Required work :: Lines that include the word "سفيان" are the ones to copy.

Given records ::
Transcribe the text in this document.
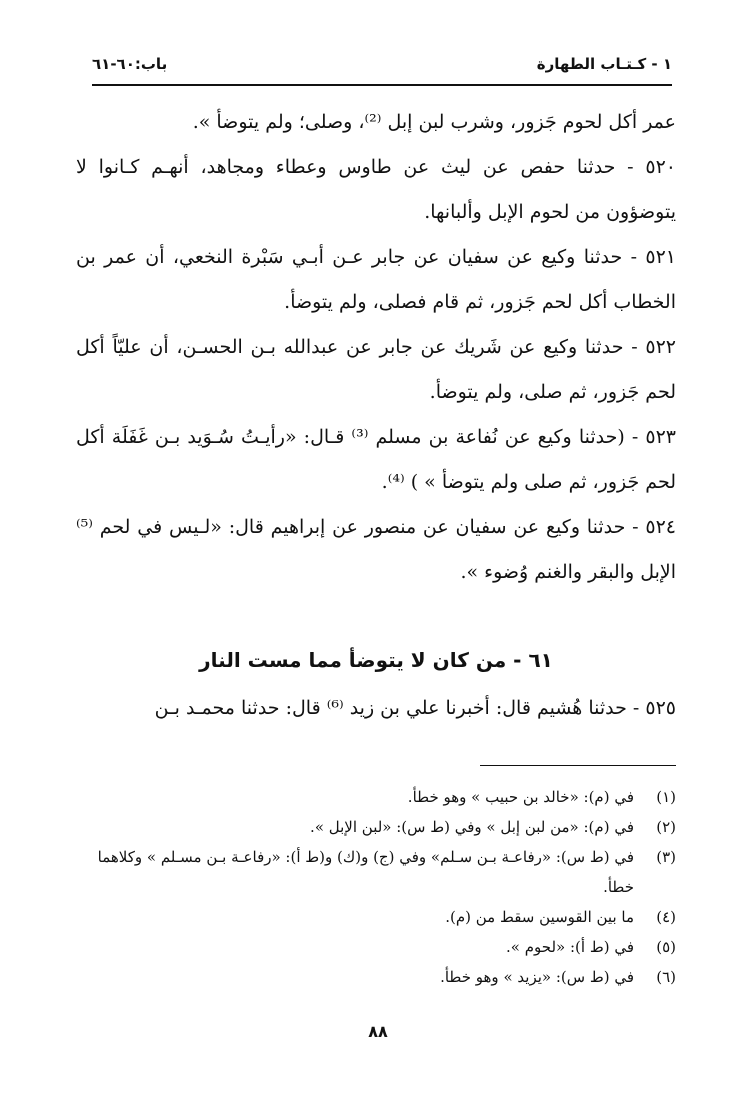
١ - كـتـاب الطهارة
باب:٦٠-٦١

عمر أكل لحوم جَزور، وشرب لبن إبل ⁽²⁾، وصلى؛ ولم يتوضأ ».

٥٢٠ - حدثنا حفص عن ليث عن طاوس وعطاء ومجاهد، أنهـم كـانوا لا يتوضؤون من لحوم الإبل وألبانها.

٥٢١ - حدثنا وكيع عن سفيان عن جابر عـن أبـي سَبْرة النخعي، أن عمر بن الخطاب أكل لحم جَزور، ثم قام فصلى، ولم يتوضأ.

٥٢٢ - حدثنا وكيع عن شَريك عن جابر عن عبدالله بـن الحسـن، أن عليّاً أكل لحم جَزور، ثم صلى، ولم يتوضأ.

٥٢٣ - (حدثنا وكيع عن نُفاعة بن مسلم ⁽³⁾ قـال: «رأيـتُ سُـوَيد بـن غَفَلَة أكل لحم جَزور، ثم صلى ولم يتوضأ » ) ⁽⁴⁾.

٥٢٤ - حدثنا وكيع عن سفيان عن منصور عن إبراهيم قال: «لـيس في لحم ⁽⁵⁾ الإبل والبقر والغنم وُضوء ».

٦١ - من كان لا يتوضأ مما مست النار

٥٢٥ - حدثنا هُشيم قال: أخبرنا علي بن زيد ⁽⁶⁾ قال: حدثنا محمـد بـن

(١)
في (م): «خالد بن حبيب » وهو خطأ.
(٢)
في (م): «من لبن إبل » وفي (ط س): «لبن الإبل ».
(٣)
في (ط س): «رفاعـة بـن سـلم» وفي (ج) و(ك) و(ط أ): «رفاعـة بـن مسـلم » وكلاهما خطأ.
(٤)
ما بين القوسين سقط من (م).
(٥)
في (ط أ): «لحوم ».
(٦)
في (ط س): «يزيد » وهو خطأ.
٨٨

--

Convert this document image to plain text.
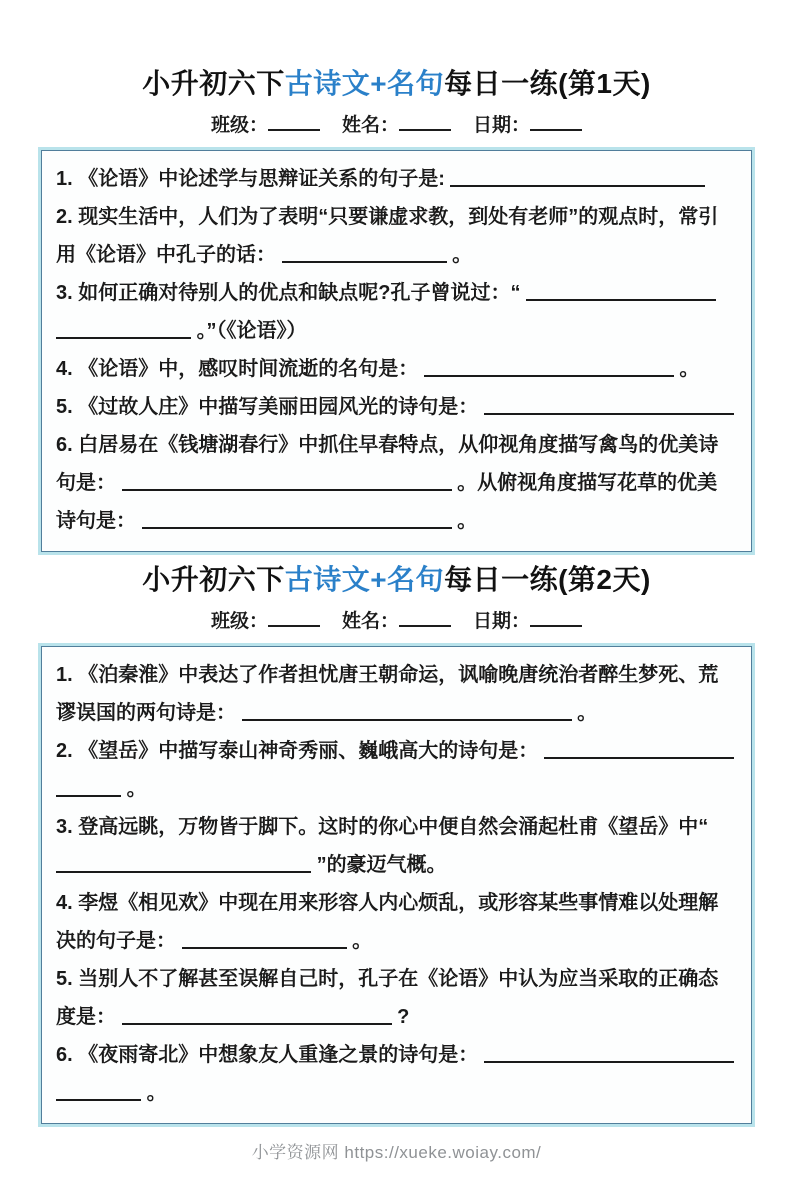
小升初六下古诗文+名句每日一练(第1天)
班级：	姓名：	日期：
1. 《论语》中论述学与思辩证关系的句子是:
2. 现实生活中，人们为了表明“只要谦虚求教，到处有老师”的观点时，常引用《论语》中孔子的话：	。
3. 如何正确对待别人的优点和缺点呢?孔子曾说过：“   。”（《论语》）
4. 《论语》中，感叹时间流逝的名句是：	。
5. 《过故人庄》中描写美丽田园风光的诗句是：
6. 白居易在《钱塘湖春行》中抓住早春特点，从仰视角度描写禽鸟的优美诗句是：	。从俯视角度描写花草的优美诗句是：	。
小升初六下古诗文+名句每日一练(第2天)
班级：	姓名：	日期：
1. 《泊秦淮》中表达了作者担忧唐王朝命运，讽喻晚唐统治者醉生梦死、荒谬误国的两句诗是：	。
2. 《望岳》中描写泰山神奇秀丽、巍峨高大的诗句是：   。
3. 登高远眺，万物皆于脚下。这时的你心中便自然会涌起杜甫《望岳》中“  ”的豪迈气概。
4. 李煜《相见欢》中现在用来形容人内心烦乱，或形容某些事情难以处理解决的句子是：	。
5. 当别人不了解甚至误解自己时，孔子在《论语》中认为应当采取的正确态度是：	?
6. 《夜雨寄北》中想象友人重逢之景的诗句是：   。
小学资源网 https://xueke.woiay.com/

Expected answer ::
٥٢١ - حدثنا وكيع عن سفيان عن جابر عـن أبـي سَبْرة النخعي، أن عمر بن الخطاب أكل لحم جَزور، ثم قام فصلى، ولم يتوضأ.
٥٢٤ - حدثنا وكيع عن سفيان عن منصور عن إبراهيم قال: «لـيس في لحم ⁽⁵⁾ الإبل والبقر والغنم وُضوء ».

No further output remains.